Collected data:
[Begin]

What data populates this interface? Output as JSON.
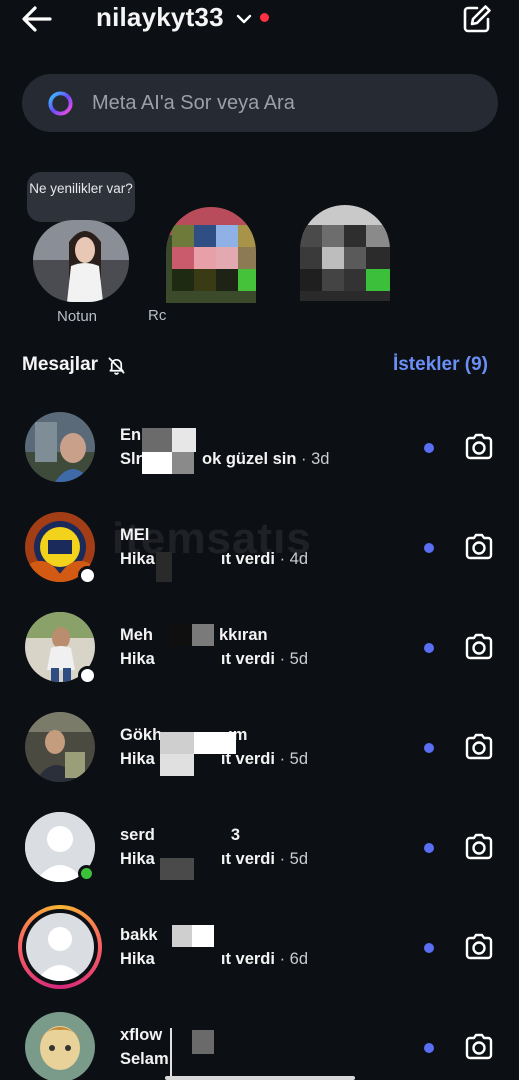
{
  "header": {
    "username": "nilaykyt33",
    "back_icon": "arrow-left-icon",
    "compose_icon": "compose-icon",
    "accent_dot_color": "#ff3040"
  },
  "search": {
    "placeholder": "Meta AI'a Sor veya Ara"
  },
  "notes": {
    "bubble_text": "Ne yenilikler var?",
    "items": [
      {
        "label": "Notun"
      },
      {
        "label": "Rc"
      },
      {
        "label": ""
      }
    ]
  },
  "messages_section": {
    "title": "Mesajlar",
    "muted_icon": "bell-off-icon",
    "requests_label": "İstekler (9)",
    "requests_color": "#6a8ff6"
  },
  "messages": [
    {
      "name": "En",
      "preview": "Slr",
      "preview_tail": "ok güzel sin",
      "time": "· 3d"
    },
    {
      "name": "MEl",
      "preview": "Hika",
      "preview_tail": "ıt verdi",
      "time": "· 4d"
    },
    {
      "name": "Meh",
      "name_tail": "kkıran",
      "preview": "Hika",
      "preview_tail": "ıt verdi",
      "time": "· 5d"
    },
    {
      "name": "Gökh",
      "name_tail": "ım",
      "preview": "Hika",
      "preview_tail": "ıt verdi",
      "time": "· 5d"
    },
    {
      "name": "serd",
      "name_tail": "3",
      "preview": "Hika",
      "preview_tail": "ıt verdi",
      "time": "· 5d"
    },
    {
      "name": "bakk",
      "preview": "Hika",
      "preview_tail": "ıt verdi",
      "time": "· 6d"
    },
    {
      "name": "xflow",
      "preview": "Selam",
      "preview_tail": "",
      "time": ""
    }
  ],
  "watermark": "itemsatış",
  "unread_color": "#5a6ff2"
}
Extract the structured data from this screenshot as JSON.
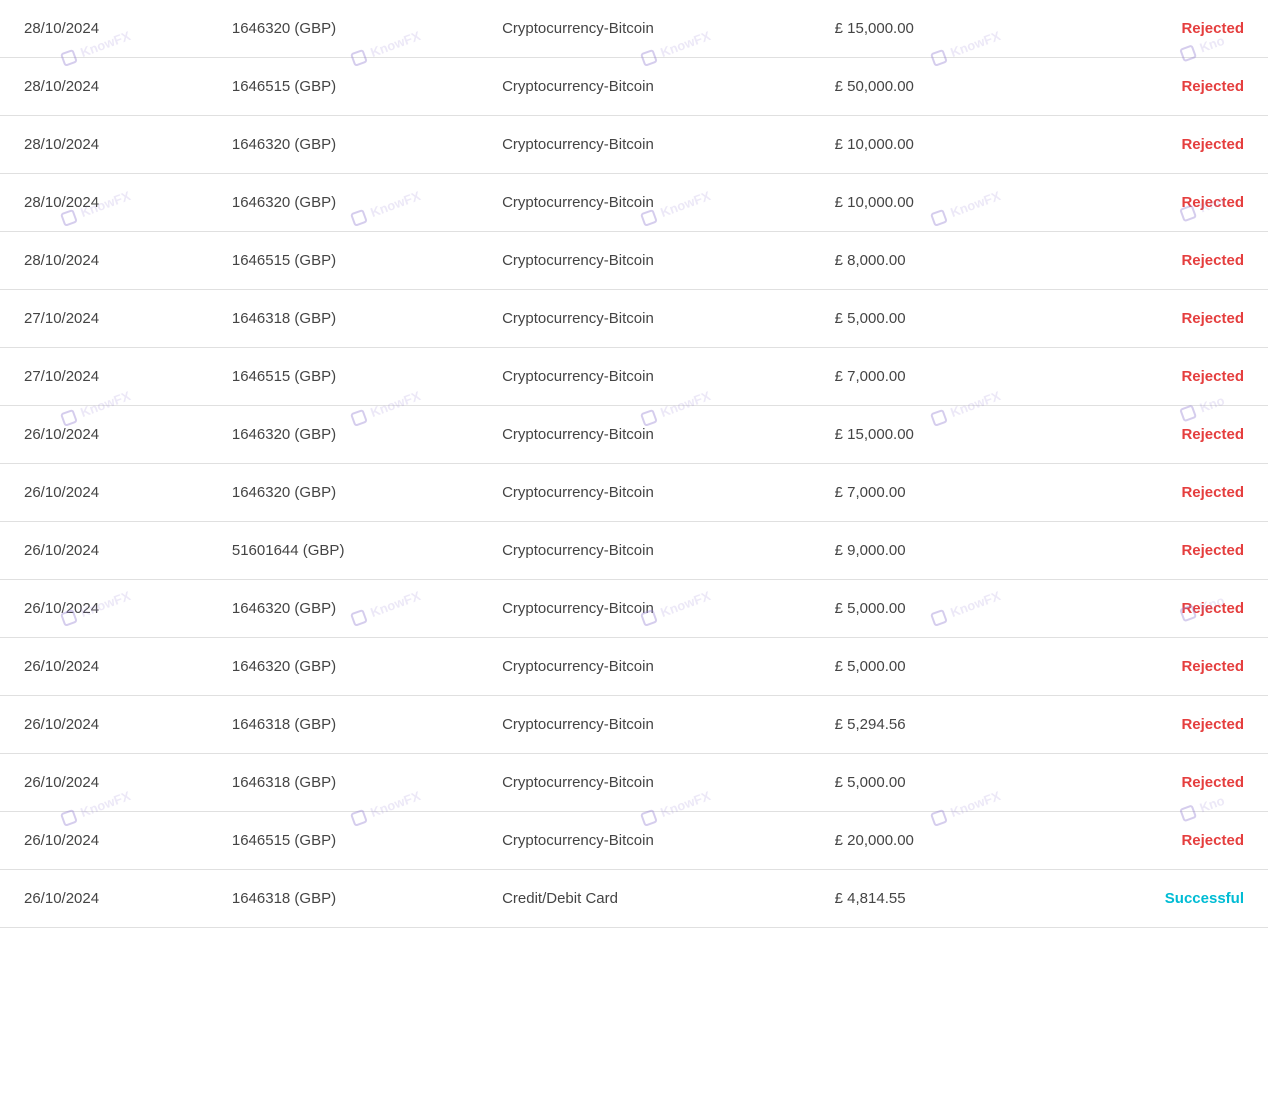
{
  "table": {
    "rows": [
      {
        "date": "28/10/2024",
        "account": "1646320 (GBP)",
        "method": "Cryptocurrency-Bitcoin",
        "amount": "£  15,000.00",
        "status": "Rejected",
        "status_type": "rejected"
      },
      {
        "date": "28/10/2024",
        "account": "1646515 (GBP)",
        "method": "Cryptocurrency-Bitcoin",
        "amount": "£  50,000.00",
        "status": "Rejected",
        "status_type": "rejected"
      },
      {
        "date": "28/10/2024",
        "account": "1646320 (GBP)",
        "method": "Cryptocurrency-Bitcoin",
        "amount": "£  10,000.00",
        "status": "Rejected",
        "status_type": "rejected"
      },
      {
        "date": "28/10/2024",
        "account": "1646320 (GBP)",
        "method": "Cryptocurrency-Bitcoin",
        "amount": "£  10,000.00",
        "status": "Rejected",
        "status_type": "rejected"
      },
      {
        "date": "28/10/2024",
        "account": "1646515 (GBP)",
        "method": "Cryptocurrency-Bitcoin",
        "amount": "£  8,000.00",
        "status": "Rejected",
        "status_type": "rejected"
      },
      {
        "date": "27/10/2024",
        "account": "1646318 (GBP)",
        "method": "Cryptocurrency-Bitcoin",
        "amount": "£  5,000.00",
        "status": "Rejected",
        "status_type": "rejected"
      },
      {
        "date": "27/10/2024",
        "account": "1646515 (GBP)",
        "method": "Cryptocurrency-Bitcoin",
        "amount": "£  7,000.00",
        "status": "Rejected",
        "status_type": "rejected"
      },
      {
        "date": "26/10/2024",
        "account": "1646320 (GBP)",
        "method": "Cryptocurrency-Bitcoin",
        "amount": "£  15,000.00",
        "status": "Rejected",
        "status_type": "rejected"
      },
      {
        "date": "26/10/2024",
        "account": "1646320 (GBP)",
        "method": "Cryptocurrency-Bitcoin",
        "amount": "£  7,000.00",
        "status": "Rejected",
        "status_type": "rejected"
      },
      {
        "date": "26/10/2024",
        "account": "51601644 (GBP)",
        "method": "Cryptocurrency-Bitcoin",
        "amount": "£  9,000.00",
        "status": "Rejected",
        "status_type": "rejected"
      },
      {
        "date": "26/10/2024",
        "account": "1646320 (GBP)",
        "method": "Cryptocurrency-Bitcoin",
        "amount": "£  5,000.00",
        "status": "Rejected",
        "status_type": "rejected"
      },
      {
        "date": "26/10/2024",
        "account": "1646320 (GBP)",
        "method": "Cryptocurrency-Bitcoin",
        "amount": "£  5,000.00",
        "status": "Rejected",
        "status_type": "rejected"
      },
      {
        "date": "26/10/2024",
        "account": "1646318 (GBP)",
        "method": "Cryptocurrency-Bitcoin",
        "amount": "£  5,294.56",
        "status": "Rejected",
        "status_type": "rejected"
      },
      {
        "date": "26/10/2024",
        "account": "1646318 (GBP)",
        "method": "Cryptocurrency-Bitcoin",
        "amount": "£  5,000.00",
        "status": "Rejected",
        "status_type": "rejected"
      },
      {
        "date": "26/10/2024",
        "account": "1646515 (GBP)",
        "method": "Cryptocurrency-Bitcoin",
        "amount": "£  20,000.00",
        "status": "Rejected",
        "status_type": "rejected"
      },
      {
        "date": "26/10/2024",
        "account": "1646318 (GBP)",
        "method": "Credit/Debit Card",
        "amount": "£  4,814.55",
        "status": "Successful",
        "status_type": "successful"
      }
    ]
  }
}
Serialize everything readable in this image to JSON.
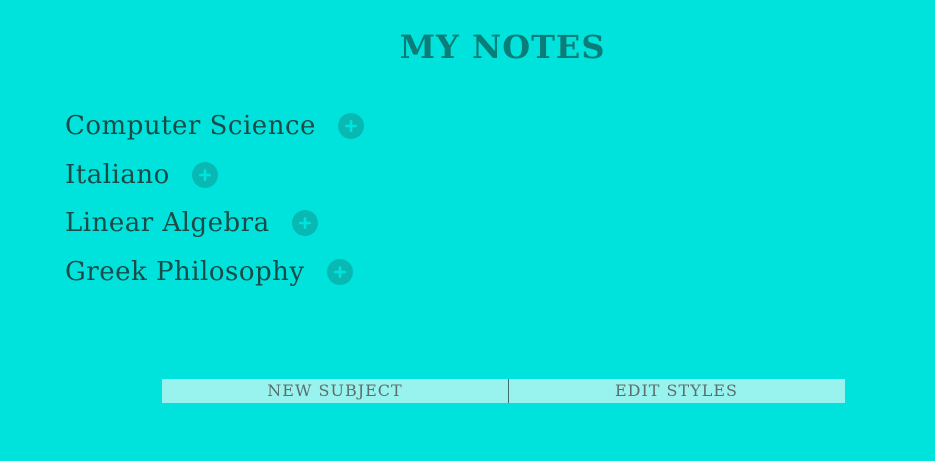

[End]

● **THE EXERCISE**
Find the word "icon" in the entries above and gather every line that holds it.

● **EXERCISE RESPONSE**
    "back_icon": "arrow-left-icon",
    "compose_icon": "compose-icon",
    "muted_icon": "bell-off-icon",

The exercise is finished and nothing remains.